Output each entry below as it stands, leaving out every picture.

══ Data records

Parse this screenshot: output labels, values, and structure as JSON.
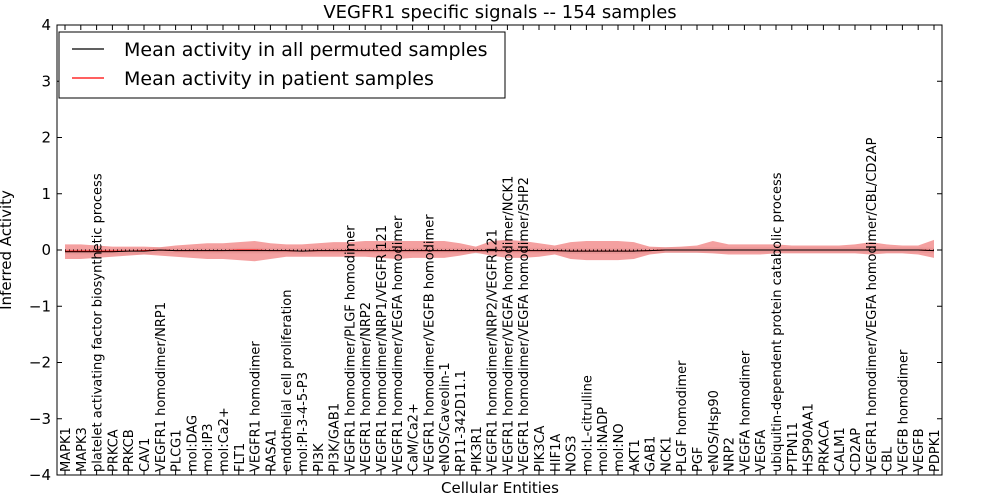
{
  "chart_data": {
    "type": "line",
    "title": "VEGFR1 specific signals -- 154 samples",
    "xlabel": "Cellular Entities",
    "ylabel": "Inferred Activity",
    "ylim": [
      -4,
      4
    ],
    "yticks": [
      "4",
      "3",
      "2",
      "1",
      "0",
      "−1",
      "−2",
      "−3",
      "−4"
    ],
    "grid": false,
    "legend_position": "top-left",
    "categories": [
      "MAPK1",
      "MAPK3",
      "platelet activating factor biosynthetic process",
      "PRKCA",
      "PRKCB",
      "CAV1",
      "VEGFR1 homodimer/NRP1",
      "PLCG1",
      "mol:DAG",
      "mol:IP3",
      "mol:Ca2+",
      "FLT1",
      "VEGFR1 homodimer",
      "RASA1",
      "endothelial cell proliferation",
      "mol:PI-3-4-5-P3",
      "PI3K",
      "PI3K/GAB1",
      "VEGFR1 homodimer/PLGF homodimer",
      "VEGFR1 homodimer/NRP2",
      "VEGFR1 homodimer/NRP1/VEGFR 121",
      "VEGFR1 homodimer/VEGFA homodimer",
      "CaM/Ca2+",
      "VEGFR1 homodimer/VEGFB homodimer",
      "eNOS/Caveolin-1",
      "RP11-342D11.1",
      "PIK3R1",
      "VEGFR1 homodimer/NRP2/VEGFR121",
      "VEGFR1 homodimer/VEGFA homodimer/NCK1",
      "VEGFR1 homodimer/VEGFA homodimer/SHP2",
      "PIK3CA",
      "HIF1A",
      "NOS3",
      "mol:L-citrulline",
      "mol:NADP",
      "mol:NO",
      "AKT1",
      "GAB1",
      "NCK1",
      "PLGF homodimer",
      "PGF",
      "eNOS/Hsp90",
      "NRP2",
      "VEGFA homodimer",
      "VEGFA",
      "ubiquitin-dependent protein catabolic process",
      "PTPN11",
      "HSP90AA1",
      "PRKACA",
      "CALM1",
      "CD2AP",
      "VEGFR1 homodimer/VEGFA homodimer/CBL/CD2AP",
      "CBL",
      "VEGFB homodimer",
      "VEGFB",
      "PDPK1"
    ],
    "series": [
      {
        "name": "Mean activity in all permuted samples",
        "color": "#000000",
        "values": [
          -0.03,
          -0.03,
          -0.03,
          -0.03,
          -0.02,
          -0.02,
          0.0,
          -0.01,
          -0.01,
          -0.01,
          -0.01,
          -0.01,
          -0.01,
          -0.01,
          -0.01,
          -0.02,
          -0.01,
          -0.01,
          -0.01,
          -0.01,
          -0.01,
          -0.01,
          -0.01,
          -0.01,
          -0.01,
          -0.01,
          -0.01,
          -0.01,
          -0.01,
          -0.01,
          -0.01,
          -0.01,
          -0.02,
          -0.02,
          -0.02,
          -0.02,
          -0.02,
          -0.01,
          0.0,
          0.0,
          0.0,
          0.0,
          0.0,
          0.0,
          0.0,
          0.0,
          0.0,
          0.0,
          0.0,
          0.0,
          0.0,
          0.0,
          0.0,
          0.0,
          0.0,
          -0.01
        ],
        "lower": [
          -0.08,
          -0.08,
          -0.08,
          -0.08,
          -0.08,
          -0.08,
          -0.06,
          -0.06,
          -0.06,
          -0.06,
          -0.06,
          -0.06,
          -0.06,
          -0.06,
          -0.06,
          -0.07,
          -0.06,
          -0.06,
          -0.06,
          -0.06,
          -0.06,
          -0.06,
          -0.06,
          -0.06,
          -0.06,
          -0.06,
          -0.06,
          -0.06,
          -0.06,
          -0.06,
          -0.06,
          -0.06,
          -0.07,
          -0.07,
          -0.07,
          -0.07,
          -0.07,
          -0.06,
          -0.05,
          -0.05,
          -0.05,
          -0.05,
          -0.05,
          -0.05,
          -0.05,
          -0.05,
          -0.05,
          -0.05,
          -0.05,
          -0.05,
          -0.05,
          -0.05,
          -0.05,
          -0.05,
          -0.05,
          -0.06
        ],
        "upper": [
          0.02,
          0.02,
          0.02,
          0.02,
          0.03,
          0.03,
          0.05,
          0.04,
          0.04,
          0.04,
          0.04,
          0.04,
          0.04,
          0.04,
          0.04,
          0.03,
          0.04,
          0.04,
          0.04,
          0.04,
          0.04,
          0.04,
          0.04,
          0.04,
          0.04,
          0.04,
          0.04,
          0.04,
          0.04,
          0.04,
          0.04,
          0.04,
          0.03,
          0.03,
          0.03,
          0.03,
          0.03,
          0.04,
          0.05,
          0.05,
          0.05,
          0.05,
          0.05,
          0.05,
          0.05,
          0.05,
          0.05,
          0.05,
          0.05,
          0.05,
          0.05,
          0.05,
          0.05,
          0.05,
          0.05,
          0.04
        ]
      },
      {
        "name": "Mean activity in patient samples",
        "color": "#ff0000",
        "values": [
          -0.02,
          -0.02,
          -0.02,
          -0.02,
          -0.02,
          -0.01,
          0.0,
          -0.01,
          -0.01,
          -0.01,
          -0.01,
          0.0,
          0.0,
          -0.01,
          -0.01,
          -0.02,
          -0.01,
          -0.01,
          -0.01,
          -0.01,
          -0.01,
          -0.01,
          -0.01,
          -0.01,
          -0.01,
          -0.01,
          -0.01,
          -0.01,
          -0.01,
          -0.01,
          -0.01,
          -0.01,
          -0.02,
          -0.02,
          -0.02,
          -0.02,
          -0.02,
          -0.01,
          0.0,
          0.0,
          0.0,
          0.0,
          0.0,
          0.0,
          0.0,
          0.0,
          0.0,
          0.0,
          0.0,
          0.0,
          0.0,
          0.0,
          0.0,
          0.0,
          0.0,
          -0.01
        ],
        "lower": [
          -0.16,
          -0.16,
          -0.14,
          -0.12,
          -0.1,
          -0.08,
          -0.1,
          -0.12,
          -0.14,
          -0.16,
          -0.16,
          -0.18,
          -0.2,
          -0.16,
          -0.12,
          -0.12,
          -0.12,
          -0.12,
          -0.12,
          -0.12,
          -0.14,
          -0.16,
          -0.14,
          -0.14,
          -0.14,
          -0.1,
          -0.05,
          -0.1,
          -0.14,
          -0.14,
          -0.12,
          -0.08,
          -0.16,
          -0.18,
          -0.18,
          -0.18,
          -0.16,
          -0.08,
          -0.05,
          -0.05,
          -0.05,
          -0.06,
          -0.08,
          -0.08,
          -0.08,
          -0.06,
          -0.06,
          -0.06,
          -0.06,
          -0.06,
          -0.06,
          -0.08,
          -0.06,
          -0.06,
          -0.08,
          -0.14
        ],
        "upper": [
          0.1,
          0.1,
          0.08,
          0.06,
          0.06,
          0.06,
          0.05,
          0.08,
          0.1,
          0.12,
          0.12,
          0.14,
          0.16,
          0.12,
          0.1,
          0.1,
          0.12,
          0.14,
          0.14,
          0.16,
          0.16,
          0.16,
          0.16,
          0.16,
          0.16,
          0.12,
          0.06,
          0.16,
          0.18,
          0.16,
          0.12,
          0.08,
          0.14,
          0.16,
          0.16,
          0.16,
          0.14,
          0.06,
          0.05,
          0.06,
          0.08,
          0.16,
          0.1,
          0.1,
          0.1,
          0.1,
          0.08,
          0.08,
          0.08,
          0.08,
          0.1,
          0.14,
          0.1,
          0.08,
          0.08,
          0.18
        ]
      }
    ],
    "baseline_style": "dotted",
    "permuted_band_color": "#cccccc",
    "patient_band_color": "#f08080"
  }
}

════

• [Output of the task]
Parse this screenshot: output labels, values, and structure as JSON.
{
  "chart_data": {
    "type": "line",
    "title": "VEGFR1 specific signals -- 154 samples",
    "xlabel": "Cellular Entities",
    "ylabel": "Inferred Activity",
    "ylim": [
      -4,
      4
    ],
    "yticks": [
      "4",
      "3",
      "2",
      "1",
      "0",
      "−1",
      "−2",
      "−3",
      "−4"
    ],
    "grid": false,
    "legend_position": "top-left",
    "categories": [
      "MAPK1",
      "MAPK3",
      "platelet activating factor biosynthetic process",
      "PRKCA",
      "PRKCB",
      "CAV1",
      "VEGFR1 homodimer/NRP1",
      "PLCG1",
      "mol:DAG",
      "mol:IP3",
      "mol:Ca2+",
      "FLT1",
      "VEGFR1 homodimer",
      "RASA1",
      "endothelial cell proliferation",
      "mol:PI-3-4-5-P3",
      "PI3K",
      "PI3K/GAB1",
      "VEGFR1 homodimer/PLGF homodimer",
      "VEGFR1 homodimer/NRP2",
      "VEGFR1 homodimer/NRP1/VEGFR 121",
      "VEGFR1 homodimer/VEGFA homodimer",
      "CaM/Ca2+",
      "VEGFR1 homodimer/VEGFB homodimer",
      "eNOS/Caveolin-1",
      "RP11-342D11.1",
      "PIK3R1",
      "VEGFR1 homodimer/NRP2/VEGFR121",
      "VEGFR1 homodimer/VEGFA homodimer/NCK1",
      "VEGFR1 homodimer/VEGFA homodimer/SHP2",
      "PIK3CA",
      "HIF1A",
      "NOS3",
      "mol:L-citrulline",
      "mol:NADP",
      "mol:NO",
      "AKT1",
      "GAB1",
      "NCK1",
      "PLGF homodimer",
      "PGF",
      "eNOS/Hsp90",
      "NRP2",
      "VEGFA homodimer",
      "VEGFA",
      "ubiquitin-dependent protein catabolic process",
      "PTPN11",
      "HSP90AA1",
      "PRKACA",
      "CALM1",
      "CD2AP",
      "VEGFR1 homodimer/VEGFA homodimer/CBL/CD2AP",
      "CBL",
      "VEGFB homodimer",
      "VEGFB",
      "PDPK1"
    ],
    "series": [
      {
        "name": "Mean activity in all permuted samples",
        "color": "#000000",
        "values": [
          -0.03,
          -0.03,
          -0.03,
          -0.03,
          -0.02,
          -0.02,
          0.0,
          -0.01,
          -0.01,
          -0.01,
          -0.01,
          -0.01,
          -0.01,
          -0.01,
          -0.01,
          -0.02,
          -0.01,
          -0.01,
          -0.01,
          -0.01,
          -0.01,
          -0.01,
          -0.01,
          -0.01,
          -0.01,
          -0.01,
          -0.01,
          -0.01,
          -0.01,
          -0.01,
          -0.01,
          -0.01,
          -0.02,
          -0.02,
          -0.02,
          -0.02,
          -0.02,
          -0.01,
          0.0,
          0.0,
          0.0,
          0.0,
          0.0,
          0.0,
          0.0,
          0.0,
          0.0,
          0.0,
          0.0,
          0.0,
          0.0,
          0.0,
          0.0,
          0.0,
          0.0,
          -0.01
        ],
        "lower": [
          -0.08,
          -0.08,
          -0.08,
          -0.08,
          -0.08,
          -0.08,
          -0.06,
          -0.06,
          -0.06,
          -0.06,
          -0.06,
          -0.06,
          -0.06,
          -0.06,
          -0.06,
          -0.07,
          -0.06,
          -0.06,
          -0.06,
          -0.06,
          -0.06,
          -0.06,
          -0.06,
          -0.06,
          -0.06,
          -0.06,
          -0.06,
          -0.06,
          -0.06,
          -0.06,
          -0.06,
          -0.06,
          -0.07,
          -0.07,
          -0.07,
          -0.07,
          -0.07,
          -0.06,
          -0.05,
          -0.05,
          -0.05,
          -0.05,
          -0.05,
          -0.05,
          -0.05,
          -0.05,
          -0.05,
          -0.05,
          -0.05,
          -0.05,
          -0.05,
          -0.05,
          -0.05,
          -0.05,
          -0.05,
          -0.06
        ],
        "upper": [
          0.02,
          0.02,
          0.02,
          0.02,
          0.03,
          0.03,
          0.05,
          0.04,
          0.04,
          0.04,
          0.04,
          0.04,
          0.04,
          0.04,
          0.04,
          0.03,
          0.04,
          0.04,
          0.04,
          0.04,
          0.04,
          0.04,
          0.04,
          0.04,
          0.04,
          0.04,
          0.04,
          0.04,
          0.04,
          0.04,
          0.04,
          0.04,
          0.03,
          0.03,
          0.03,
          0.03,
          0.03,
          0.04,
          0.05,
          0.05,
          0.05,
          0.05,
          0.05,
          0.05,
          0.05,
          0.05,
          0.05,
          0.05,
          0.05,
          0.05,
          0.05,
          0.05,
          0.05,
          0.05,
          0.05,
          0.04
        ]
      },
      {
        "name": "Mean activity in patient samples",
        "color": "#ff0000",
        "values": [
          -0.02,
          -0.02,
          -0.02,
          -0.02,
          -0.02,
          -0.01,
          0.0,
          -0.01,
          -0.01,
          -0.01,
          -0.01,
          0.0,
          0.0,
          -0.01,
          -0.01,
          -0.02,
          -0.01,
          -0.01,
          -0.01,
          -0.01,
          -0.01,
          -0.01,
          -0.01,
          -0.01,
          -0.01,
          -0.01,
          -0.01,
          -0.01,
          -0.01,
          -0.01,
          -0.01,
          -0.01,
          -0.02,
          -0.02,
          -0.02,
          -0.02,
          -0.02,
          -0.01,
          0.0,
          0.0,
          0.0,
          0.0,
          0.0,
          0.0,
          0.0,
          0.0,
          0.0,
          0.0,
          0.0,
          0.0,
          0.0,
          0.0,
          0.0,
          0.0,
          0.0,
          -0.01
        ],
        "lower": [
          -0.16,
          -0.16,
          -0.14,
          -0.12,
          -0.1,
          -0.08,
          -0.1,
          -0.12,
          -0.14,
          -0.16,
          -0.16,
          -0.18,
          -0.2,
          -0.16,
          -0.12,
          -0.12,
          -0.12,
          -0.12,
          -0.12,
          -0.12,
          -0.14,
          -0.16,
          -0.14,
          -0.14,
          -0.14,
          -0.1,
          -0.05,
          -0.1,
          -0.14,
          -0.14,
          -0.12,
          -0.08,
          -0.16,
          -0.18,
          -0.18,
          -0.18,
          -0.16,
          -0.08,
          -0.05,
          -0.05,
          -0.05,
          -0.06,
          -0.08,
          -0.08,
          -0.08,
          -0.06,
          -0.06,
          -0.06,
          -0.06,
          -0.06,
          -0.06,
          -0.08,
          -0.06,
          -0.06,
          -0.08,
          -0.14
        ],
        "upper": [
          0.1,
          0.1,
          0.08,
          0.06,
          0.06,
          0.06,
          0.05,
          0.08,
          0.1,
          0.12,
          0.12,
          0.14,
          0.16,
          0.12,
          0.1,
          0.1,
          0.12,
          0.14,
          0.14,
          0.16,
          0.16,
          0.16,
          0.16,
          0.16,
          0.16,
          0.12,
          0.06,
          0.16,
          0.18,
          0.16,
          0.12,
          0.08,
          0.14,
          0.16,
          0.16,
          0.16,
          0.14,
          0.06,
          0.05,
          0.06,
          0.08,
          0.16,
          0.1,
          0.1,
          0.1,
          0.1,
          0.08,
          0.08,
          0.08,
          0.08,
          0.1,
          0.14,
          0.1,
          0.08,
          0.08,
          0.18
        ]
      }
    ],
    "baseline_style": "dotted",
    "permuted_band_color": "#cccccc",
    "patient_band_color": "#f08080"
  }
}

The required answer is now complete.